• Task instructions: Find every line containing the word "icon" in the records below; report only how many there are.
[Start of Records for the task]
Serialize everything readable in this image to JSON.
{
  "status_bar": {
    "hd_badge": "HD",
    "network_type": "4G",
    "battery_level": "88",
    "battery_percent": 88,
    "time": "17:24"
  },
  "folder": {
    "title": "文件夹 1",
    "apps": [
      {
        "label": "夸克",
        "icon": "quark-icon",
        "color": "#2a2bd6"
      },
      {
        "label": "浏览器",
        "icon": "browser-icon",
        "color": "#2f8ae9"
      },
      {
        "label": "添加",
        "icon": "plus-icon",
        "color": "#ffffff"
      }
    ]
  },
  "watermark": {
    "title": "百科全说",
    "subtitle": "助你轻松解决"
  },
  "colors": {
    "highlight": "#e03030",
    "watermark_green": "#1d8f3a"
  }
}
[End of Records for the task]
[Start of Records for the task]
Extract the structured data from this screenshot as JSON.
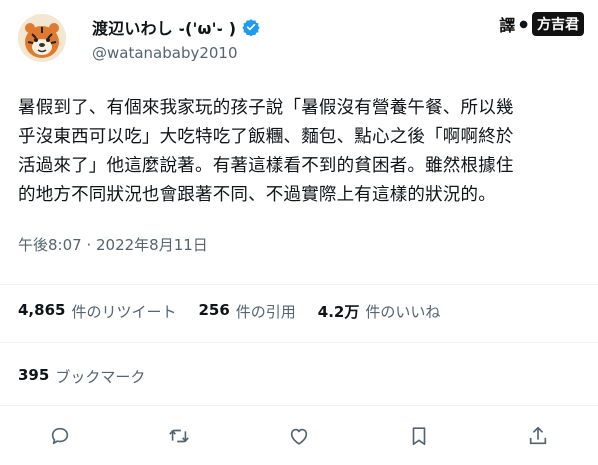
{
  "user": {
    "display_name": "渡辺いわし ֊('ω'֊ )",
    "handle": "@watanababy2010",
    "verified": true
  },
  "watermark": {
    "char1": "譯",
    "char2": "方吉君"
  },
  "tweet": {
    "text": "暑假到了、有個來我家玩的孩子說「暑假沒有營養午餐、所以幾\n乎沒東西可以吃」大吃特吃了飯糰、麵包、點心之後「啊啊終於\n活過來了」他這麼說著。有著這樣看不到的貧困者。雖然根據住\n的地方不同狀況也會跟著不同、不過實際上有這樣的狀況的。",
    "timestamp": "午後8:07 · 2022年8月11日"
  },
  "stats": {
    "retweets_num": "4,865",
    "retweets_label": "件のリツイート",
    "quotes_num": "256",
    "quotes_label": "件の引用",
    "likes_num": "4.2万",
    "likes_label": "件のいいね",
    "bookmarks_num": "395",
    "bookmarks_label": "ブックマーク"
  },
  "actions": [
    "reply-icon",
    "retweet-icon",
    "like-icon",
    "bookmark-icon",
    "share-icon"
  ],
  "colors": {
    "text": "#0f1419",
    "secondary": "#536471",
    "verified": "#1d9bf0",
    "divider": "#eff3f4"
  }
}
[End of Records for the task]
• Solution to the exercise: 8